#### [Short task]
In the copy, include every entry exactly but none of the pictures.

#### [Data records]
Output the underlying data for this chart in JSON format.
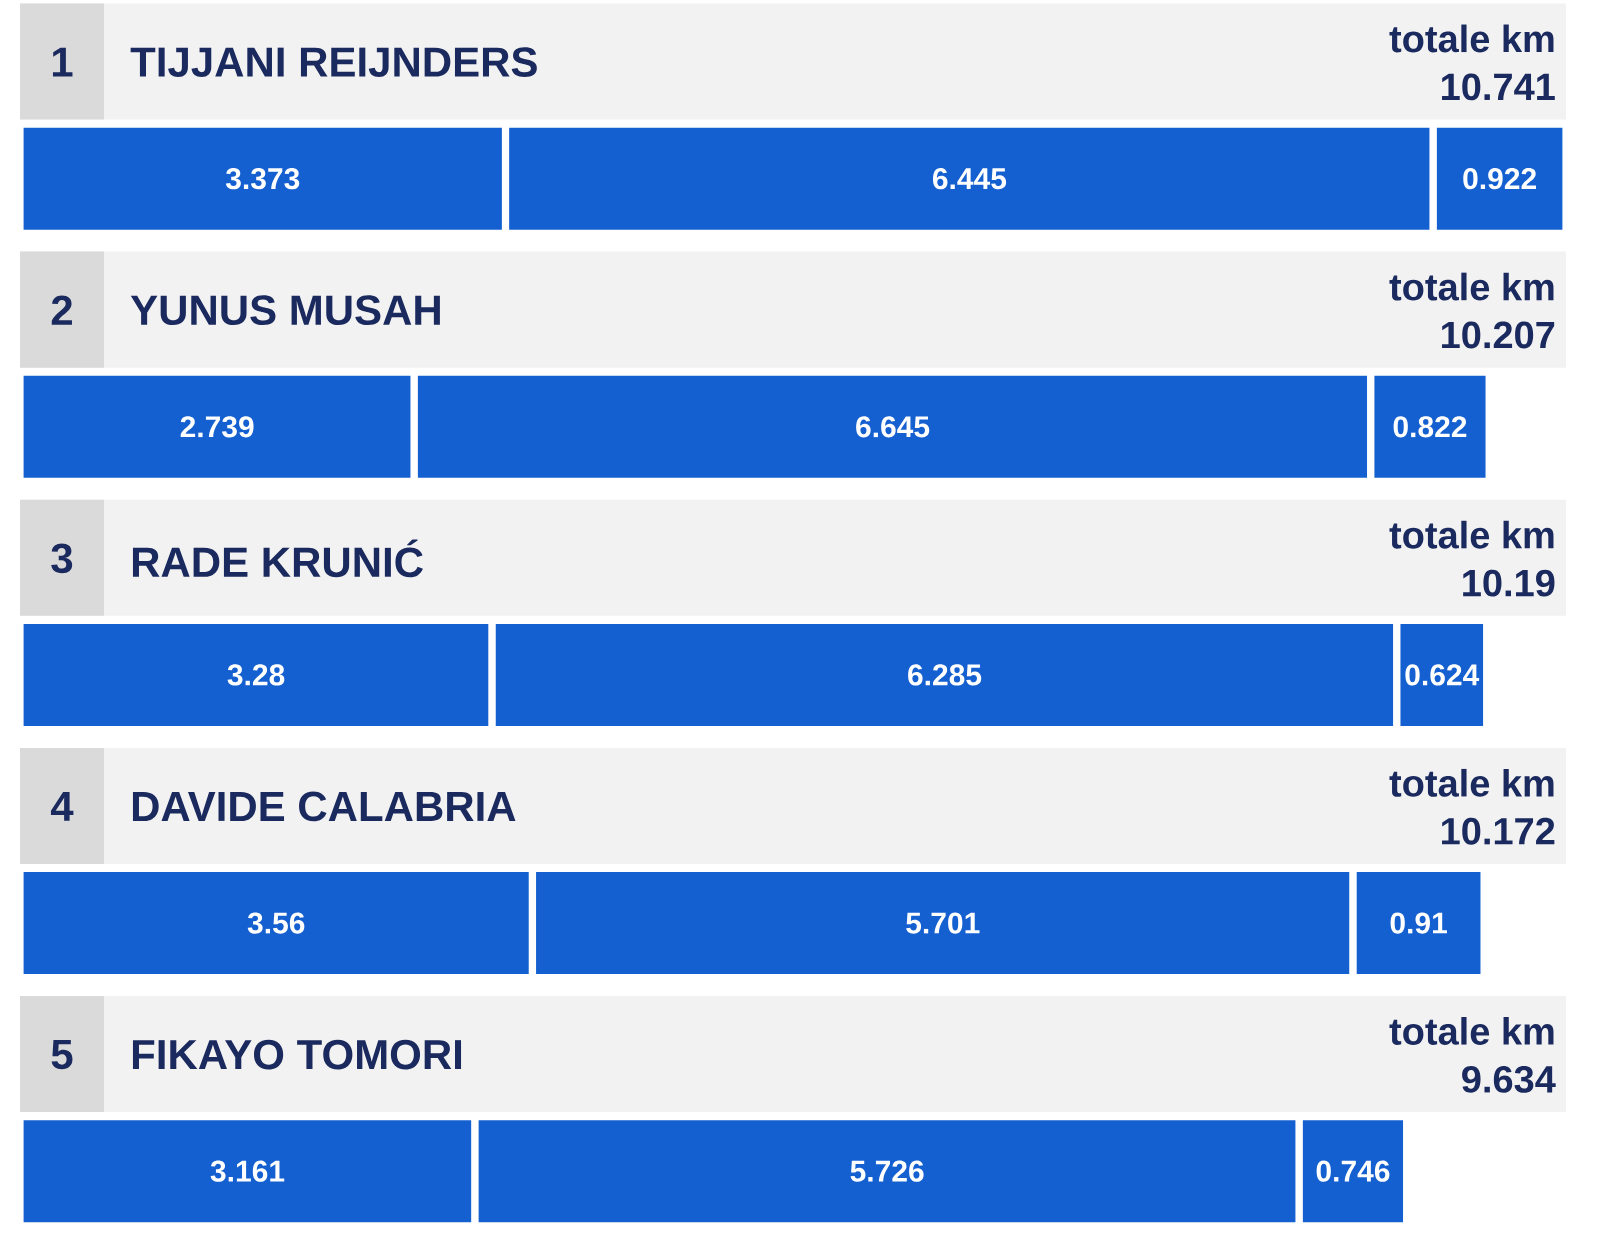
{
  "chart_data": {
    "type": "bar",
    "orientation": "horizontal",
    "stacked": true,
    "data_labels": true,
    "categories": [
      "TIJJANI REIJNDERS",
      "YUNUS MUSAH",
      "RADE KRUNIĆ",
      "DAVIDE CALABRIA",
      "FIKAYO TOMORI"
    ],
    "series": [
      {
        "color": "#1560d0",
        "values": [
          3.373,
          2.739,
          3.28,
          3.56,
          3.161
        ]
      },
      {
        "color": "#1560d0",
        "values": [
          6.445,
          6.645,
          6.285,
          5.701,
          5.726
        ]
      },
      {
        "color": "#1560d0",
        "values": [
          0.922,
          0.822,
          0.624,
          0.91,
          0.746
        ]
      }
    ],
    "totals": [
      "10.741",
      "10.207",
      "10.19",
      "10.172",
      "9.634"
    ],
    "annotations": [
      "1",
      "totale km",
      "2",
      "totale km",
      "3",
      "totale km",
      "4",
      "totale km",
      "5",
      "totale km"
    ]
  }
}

#### [Expected answer]
Output the underlying data for this chart in JSON format.
{
  "chart_data": {
    "type": "bar",
    "orientation": "horizontal",
    "stacked": true,
    "data_labels": true,
    "categories": [
      "TIJJANI REIJNDERS",
      "YUNUS MUSAH",
      "RADE KRUNIĆ",
      "DAVIDE CALABRIA",
      "FIKAYO TOMORI"
    ],
    "series": [
      {
        "color": "#1560d0",
        "values": [
          3.373,
          2.739,
          3.28,
          3.56,
          3.161
        ]
      },
      {
        "color": "#1560d0",
        "values": [
          6.445,
          6.645,
          6.285,
          5.701,
          5.726
        ]
      },
      {
        "color": "#1560d0",
        "values": [
          0.922,
          0.822,
          0.624,
          0.91,
          0.746
        ]
      }
    ],
    "totals": [
      "10.741",
      "10.207",
      "10.19",
      "10.172",
      "9.634"
    ],
    "annotations": [
      "1",
      "totale km",
      "2",
      "totale km",
      "3",
      "totale km",
      "4",
      "totale km",
      "5",
      "totale km"
    ]
  }
}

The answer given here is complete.